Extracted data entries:
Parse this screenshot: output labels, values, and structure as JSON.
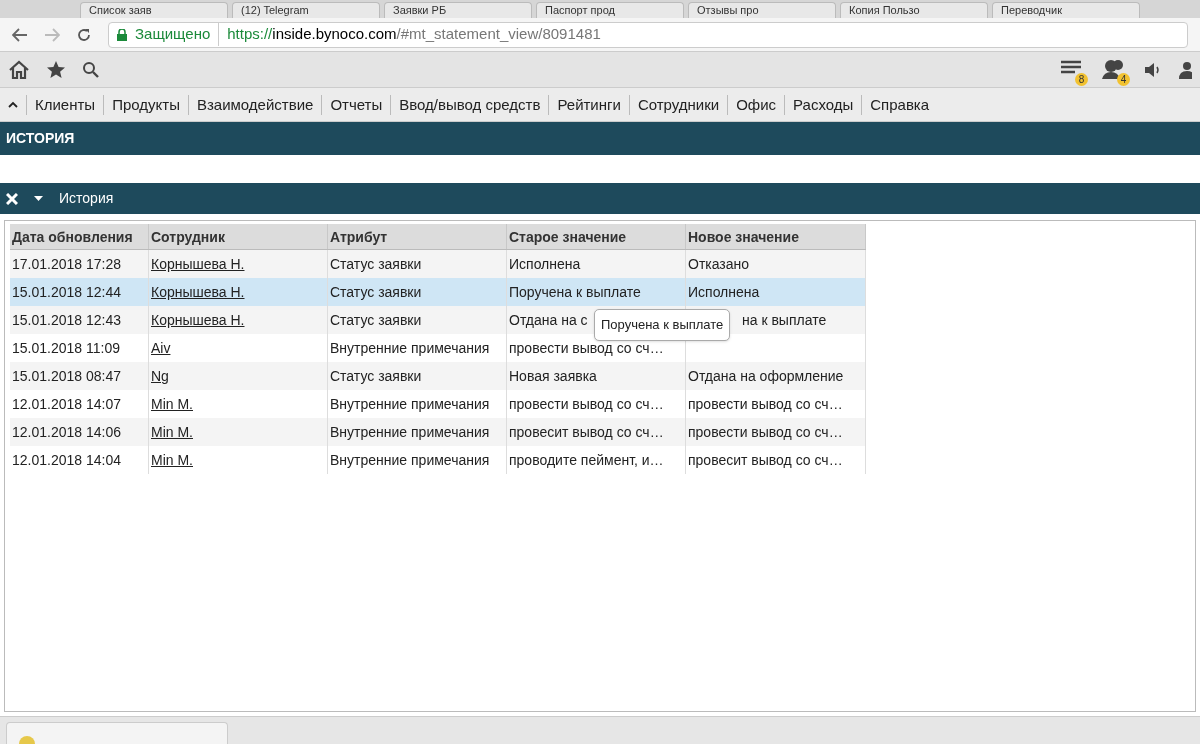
{
  "browser_tabs": [
    {
      "title": "Список заяв"
    },
    {
      "title": "(12) Telegram"
    },
    {
      "title": "Заявки РБ"
    },
    {
      "title": "Паспорт прод"
    },
    {
      "title": "Отзывы про"
    },
    {
      "title": "Копия Пользо"
    },
    {
      "title": "Переводчик"
    }
  ],
  "address_bar": {
    "secure_label": "Защищено",
    "url_scheme": "https://",
    "url_host": "inside.bynoco.com",
    "url_path": "/#mt_statement_view/8091481"
  },
  "toolbar": {
    "badges": [
      {
        "kind": "list",
        "count": "8"
      },
      {
        "kind": "people",
        "count": "4"
      }
    ]
  },
  "menu": {
    "items": [
      "Клиенты",
      "Продукты",
      "Взаимодействие",
      "Отчеты",
      "Ввод/вывод средств",
      "Рейтинги",
      "Сотрудники",
      "Офис",
      "Расходы",
      "Справка"
    ]
  },
  "page_title": "ИСТОРИЯ",
  "panel": {
    "title": "История",
    "expanded": true
  },
  "table": {
    "columns": [
      "Дата обновления",
      "Сотрудник",
      "Атрибут",
      "Старое значение",
      "Новое значение"
    ],
    "rows": [
      {
        "date": "17.01.2018 17:28",
        "employee": "Корнышева Н.",
        "attribute": "Статус заявки",
        "old": "Исполнена",
        "new": "Отказано",
        "selected": false
      },
      {
        "date": "15.01.2018 12:44",
        "employee": "Корнышева Н.",
        "attribute": "Статус заявки",
        "old": "Поручена к выплате",
        "new": "Исполнена",
        "selected": true
      },
      {
        "date": "15.01.2018 12:43",
        "employee": "Корнышева Н.",
        "attribute": "Статус заявки",
        "old": "Отдана на с",
        "new": "на к выплате",
        "selected": false,
        "tooltip": "Поручена к выплате"
      },
      {
        "date": "15.01.2018 11:09",
        "employee": "Aiv",
        "attribute": "Внутренние примечания",
        "old": "провести вывод со сч…",
        "selected": false
      },
      {
        "date": "15.01.2018 08:47",
        "employee": "Ng",
        "attribute": "Статус заявки",
        "old": "Новая заявка",
        "new": "Отдана на оформление",
        "selected": false
      },
      {
        "date": "12.01.2018 14:07",
        "employee": "Min M.",
        "attribute": "Внутренние примечания",
        "old": "провести вывод со сч…",
        "new": "провести вывод со сч…",
        "selected": false
      },
      {
        "date": "12.01.2018 14:06",
        "employee": "Min M.",
        "attribute": "Внутренние примечания",
        "old": "провесит вывод со сч…",
        "new": "провести вывод со сч…",
        "selected": false
      },
      {
        "date": "12.01.2018 14:04",
        "employee": "Min M.",
        "attribute": "Внутренние примечания",
        "old": "проводите пеймент, и…",
        "new": "провесит вывод со сч…",
        "selected": false
      }
    ]
  }
}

● **What is being asked**: Omit the pictures and output all of the other material exactly.

● **Answer for this exercise**:
Parse this screenshot: output labels, values, and structure as JSON.
{
  "browser_tabs": [
    {
      "title": "Список заяв"
    },
    {
      "title": "(12) Telegram"
    },
    {
      "title": "Заявки РБ"
    },
    {
      "title": "Паспорт прод"
    },
    {
      "title": "Отзывы про"
    },
    {
      "title": "Копия Пользо"
    },
    {
      "title": "Переводчик"
    }
  ],
  "address_bar": {
    "secure_label": "Защищено",
    "url_scheme": "https://",
    "url_host": "inside.bynoco.com",
    "url_path": "/#mt_statement_view/8091481"
  },
  "toolbar": {
    "badges": [
      {
        "kind": "list",
        "count": "8"
      },
      {
        "kind": "people",
        "count": "4"
      }
    ]
  },
  "menu": {
    "items": [
      "Клиенты",
      "Продукты",
      "Взаимодействие",
      "Отчеты",
      "Ввод/вывод средств",
      "Рейтинги",
      "Сотрудники",
      "Офис",
      "Расходы",
      "Справка"
    ]
  },
  "page_title": "ИСТОРИЯ",
  "panel": {
    "title": "История",
    "expanded": true
  },
  "table": {
    "columns": [
      "Дата обновления",
      "Сотрудник",
      "Атрибут",
      "Старое значение",
      "Новое значение"
    ],
    "rows": [
      {
        "date": "17.01.2018 17:28",
        "employee": "Корнышева Н.",
        "attribute": "Статус заявки",
        "old": "Исполнена",
        "new": "Отказано",
        "selected": false
      },
      {
        "date": "15.01.2018 12:44",
        "employee": "Корнышева Н.",
        "attribute": "Статус заявки",
        "old": "Поручена к выплате",
        "new": "Исполнена",
        "selected": true
      },
      {
        "date": "15.01.2018 12:43",
        "employee": "Корнышева Н.",
        "attribute": "Статус заявки",
        "old": "Отдана на с",
        "new": "на к выплате",
        "selected": false,
        "tooltip": "Поручена к выплате"
      },
      {
        "date": "15.01.2018 11:09",
        "employee": "Aiv",
        "attribute": "Внутренние примечания",
        "old": "провести вывод со сч…",
        "selected": false
      },
      {
        "date": "15.01.2018 08:47",
        "employee": "Ng",
        "attribute": "Статус заявки",
        "old": "Новая заявка",
        "new": "Отдана на оформление",
        "selected": false
      },
      {
        "date": "12.01.2018 14:07",
        "employee": "Min M.",
        "attribute": "Внутренние примечания",
        "old": "провести вывод со сч…",
        "new": "провести вывод со сч…",
        "selected": false
      },
      {
        "date": "12.01.2018 14:06",
        "employee": "Min M.",
        "attribute": "Внутренние примечания",
        "old": "провесит вывод со сч…",
        "new": "провести вывод со сч…",
        "selected": false
      },
      {
        "date": "12.01.2018 14:04",
        "employee": "Min M.",
        "attribute": "Внутренние примечания",
        "old": "проводите пеймент, и…",
        "new": "провесит вывод со сч…",
        "selected": false
      }
    ]
  }
}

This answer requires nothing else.